Leave out the pictures and return every entry exactly as it appears.

Start The records

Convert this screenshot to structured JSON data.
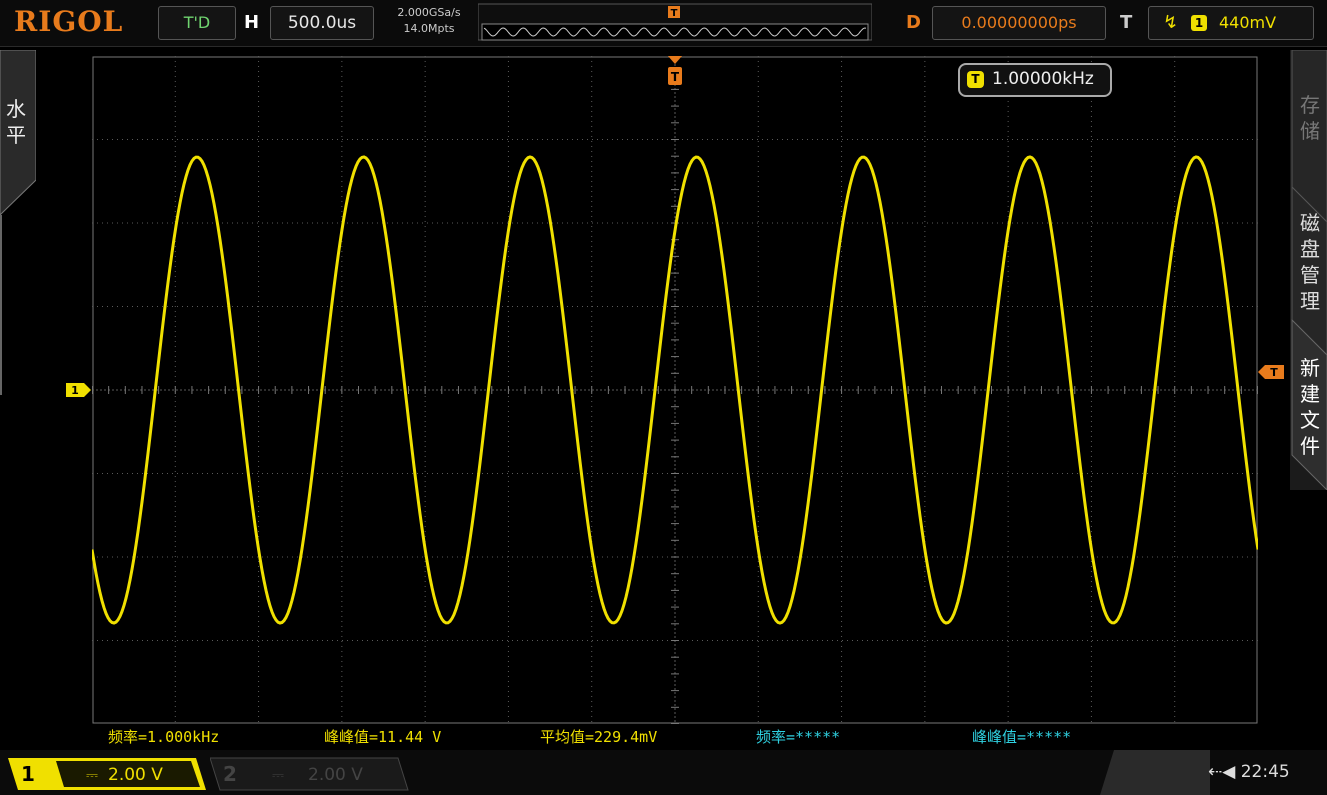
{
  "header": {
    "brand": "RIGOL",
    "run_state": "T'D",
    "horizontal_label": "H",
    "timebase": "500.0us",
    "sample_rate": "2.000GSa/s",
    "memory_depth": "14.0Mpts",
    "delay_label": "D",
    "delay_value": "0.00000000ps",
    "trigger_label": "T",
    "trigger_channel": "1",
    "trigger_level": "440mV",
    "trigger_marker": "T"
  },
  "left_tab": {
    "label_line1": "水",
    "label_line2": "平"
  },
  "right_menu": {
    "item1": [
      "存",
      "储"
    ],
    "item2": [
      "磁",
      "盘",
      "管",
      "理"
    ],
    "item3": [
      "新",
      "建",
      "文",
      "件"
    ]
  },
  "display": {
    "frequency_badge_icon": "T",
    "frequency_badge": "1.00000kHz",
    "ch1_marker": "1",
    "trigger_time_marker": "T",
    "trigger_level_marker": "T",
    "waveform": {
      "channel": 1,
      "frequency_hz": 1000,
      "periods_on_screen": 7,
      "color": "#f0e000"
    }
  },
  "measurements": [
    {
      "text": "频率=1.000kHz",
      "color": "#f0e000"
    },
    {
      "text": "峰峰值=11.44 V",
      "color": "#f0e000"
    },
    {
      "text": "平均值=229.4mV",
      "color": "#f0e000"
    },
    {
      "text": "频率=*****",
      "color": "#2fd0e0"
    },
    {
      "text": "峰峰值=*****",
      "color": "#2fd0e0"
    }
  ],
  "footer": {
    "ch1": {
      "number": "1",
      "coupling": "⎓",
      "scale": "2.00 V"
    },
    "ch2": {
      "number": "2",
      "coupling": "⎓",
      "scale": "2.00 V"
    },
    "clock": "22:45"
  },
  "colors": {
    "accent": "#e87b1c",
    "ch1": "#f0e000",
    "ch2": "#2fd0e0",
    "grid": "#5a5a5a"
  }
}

End The records

Task response -
Convert this screenshot to structured JSON data.
{
  "header": {
    "brand": "RIGOL",
    "run_state": "T'D",
    "horizontal_label": "H",
    "timebase": "500.0us",
    "sample_rate": "2.000GSa/s",
    "memory_depth": "14.0Mpts",
    "delay_label": "D",
    "delay_value": "0.00000000ps",
    "trigger_label": "T",
    "trigger_channel": "1",
    "trigger_level": "440mV",
    "trigger_marker": "T"
  },
  "left_tab": {
    "label_line1": "水",
    "label_line2": "平"
  },
  "right_menu": {
    "item1": [
      "存",
      "储"
    ],
    "item2": [
      "磁",
      "盘",
      "管",
      "理"
    ],
    "item3": [
      "新",
      "建",
      "文",
      "件"
    ]
  },
  "display": {
    "frequency_badge_icon": "T",
    "frequency_badge": "1.00000kHz",
    "ch1_marker": "1",
    "trigger_time_marker": "T",
    "trigger_level_marker": "T",
    "waveform": {
      "channel": 1,
      "frequency_hz": 1000,
      "periods_on_screen": 7,
      "color": "#f0e000"
    }
  },
  "measurements": [
    {
      "text": "频率=1.000kHz",
      "color": "#f0e000"
    },
    {
      "text": "峰峰值=11.44 V",
      "color": "#f0e000"
    },
    {
      "text": "平均值=229.4mV",
      "color": "#f0e000"
    },
    {
      "text": "频率=*****",
      "color": "#2fd0e0"
    },
    {
      "text": "峰峰值=*****",
      "color": "#2fd0e0"
    }
  ],
  "footer": {
    "ch1": {
      "number": "1",
      "coupling": "⎓",
      "scale": "2.00 V"
    },
    "ch2": {
      "number": "2",
      "coupling": "⎓",
      "scale": "2.00 V"
    },
    "clock": "22:45"
  },
  "colors": {
    "accent": "#e87b1c",
    "ch1": "#f0e000",
    "ch2": "#2fd0e0",
    "grid": "#5a5a5a"
  }
}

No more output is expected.